Task requirements:
Retype the data below without altering anything.
** begin Material for this exercise **
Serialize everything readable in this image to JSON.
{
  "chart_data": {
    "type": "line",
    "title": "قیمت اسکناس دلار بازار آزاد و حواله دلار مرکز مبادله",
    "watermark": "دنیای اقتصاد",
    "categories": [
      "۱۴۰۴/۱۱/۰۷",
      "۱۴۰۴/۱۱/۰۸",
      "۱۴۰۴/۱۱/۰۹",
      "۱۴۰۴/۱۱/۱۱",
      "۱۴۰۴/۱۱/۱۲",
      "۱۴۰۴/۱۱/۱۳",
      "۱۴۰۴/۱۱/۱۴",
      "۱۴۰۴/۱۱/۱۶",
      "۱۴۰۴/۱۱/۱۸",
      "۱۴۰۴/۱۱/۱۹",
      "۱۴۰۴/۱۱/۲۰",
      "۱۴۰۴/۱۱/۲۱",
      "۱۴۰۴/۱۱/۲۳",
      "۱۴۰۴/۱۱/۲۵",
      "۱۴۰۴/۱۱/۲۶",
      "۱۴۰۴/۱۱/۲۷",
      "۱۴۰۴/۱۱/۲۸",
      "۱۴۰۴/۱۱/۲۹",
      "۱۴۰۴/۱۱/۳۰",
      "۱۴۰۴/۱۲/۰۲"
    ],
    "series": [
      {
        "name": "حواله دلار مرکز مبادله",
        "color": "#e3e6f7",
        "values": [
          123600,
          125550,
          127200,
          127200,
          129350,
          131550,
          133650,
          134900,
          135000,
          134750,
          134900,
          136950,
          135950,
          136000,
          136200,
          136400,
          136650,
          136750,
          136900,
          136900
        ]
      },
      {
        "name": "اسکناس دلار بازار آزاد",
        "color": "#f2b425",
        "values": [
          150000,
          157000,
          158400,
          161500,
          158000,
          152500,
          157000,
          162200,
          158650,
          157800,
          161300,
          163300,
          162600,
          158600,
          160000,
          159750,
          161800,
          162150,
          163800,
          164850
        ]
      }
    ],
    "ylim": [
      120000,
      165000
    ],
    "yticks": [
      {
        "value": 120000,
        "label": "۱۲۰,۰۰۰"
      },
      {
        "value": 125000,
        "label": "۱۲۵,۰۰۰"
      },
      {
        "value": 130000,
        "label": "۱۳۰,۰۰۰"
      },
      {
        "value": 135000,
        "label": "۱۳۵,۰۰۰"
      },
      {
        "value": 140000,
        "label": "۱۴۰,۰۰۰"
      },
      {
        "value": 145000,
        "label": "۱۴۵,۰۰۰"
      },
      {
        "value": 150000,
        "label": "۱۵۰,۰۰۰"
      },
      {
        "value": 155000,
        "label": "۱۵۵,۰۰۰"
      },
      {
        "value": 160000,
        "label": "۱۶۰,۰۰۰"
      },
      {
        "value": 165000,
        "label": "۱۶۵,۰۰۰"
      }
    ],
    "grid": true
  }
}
** end Material for this exercise **
Final result:
Serialize everything readable in this image to JSON.
{
  "chart_data": {
    "type": "line",
    "title": "قیمت اسکناس دلار بازار آزاد و حواله دلار مرکز مبادله",
    "watermark": "دنیای اقتصاد",
    "categories": [
      "۱۴۰۴/۱۱/۰۷",
      "۱۴۰۴/۱۱/۰۸",
      "۱۴۰۴/۱۱/۰۹",
      "۱۴۰۴/۱۱/۱۱",
      "۱۴۰۴/۱۱/۱۲",
      "۱۴۰۴/۱۱/۱۳",
      "۱۴۰۴/۱۱/۱۴",
      "۱۴۰۴/۱۱/۱۶",
      "۱۴۰۴/۱۱/۱۸",
      "۱۴۰۴/۱۱/۱۹",
      "۱۴۰۴/۱۱/۲۰",
      "۱۴۰۴/۱۱/۲۱",
      "۱۴۰۴/۱۱/۲۳",
      "۱۴۰۴/۱۱/۲۵",
      "۱۴۰۴/۱۱/۲۶",
      "۱۴۰۴/۱۱/۲۷",
      "۱۴۰۴/۱۱/۲۸",
      "۱۴۰۴/۱۱/۲۹",
      "۱۴۰۴/۱۱/۳۰",
      "۱۴۰۴/۱۲/۰۲"
    ],
    "series": [
      {
        "name": "حواله دلار مرکز مبادله",
        "color": "#e3e6f7",
        "values": [
          123600,
          125550,
          127200,
          127200,
          129350,
          131550,
          133650,
          134900,
          135000,
          134750,
          134900,
          136950,
          135950,
          136000,
          136200,
          136400,
          136650,
          136750,
          136900,
          136900
        ]
      },
      {
        "name": "اسکناس دلار بازار آزاد",
        "color": "#f2b425",
        "values": [
          150000,
          157000,
          158400,
          161500,
          158000,
          152500,
          157000,
          162200,
          158650,
          157800,
          161300,
          163300,
          162600,
          158600,
          160000,
          159750,
          161800,
          162150,
          163800,
          164850
        ]
      }
    ],
    "ylim": [
      120000,
      165000
    ],
    "yticks": [
      {
        "value": 120000,
        "label": "۱۲۰,۰۰۰"
      },
      {
        "value": 125000,
        "label": "۱۲۵,۰۰۰"
      },
      {
        "value": 130000,
        "label": "۱۳۰,۰۰۰"
      },
      {
        "value": 135000,
        "label": "۱۳۵,۰۰۰"
      },
      {
        "value": 140000,
        "label": "۱۴۰,۰۰۰"
      },
      {
        "value": 145000,
        "label": "۱۴۵,۰۰۰"
      },
      {
        "value": 150000,
        "label": "۱۵۰,۰۰۰"
      },
      {
        "value": 155000,
        "label": "۱۵۵,۰۰۰"
      },
      {
        "value": 160000,
        "label": "۱۶۰,۰۰۰"
      },
      {
        "value": 165000,
        "label": "۱۶۵,۰۰۰"
      }
    ],
    "grid": true
  }
}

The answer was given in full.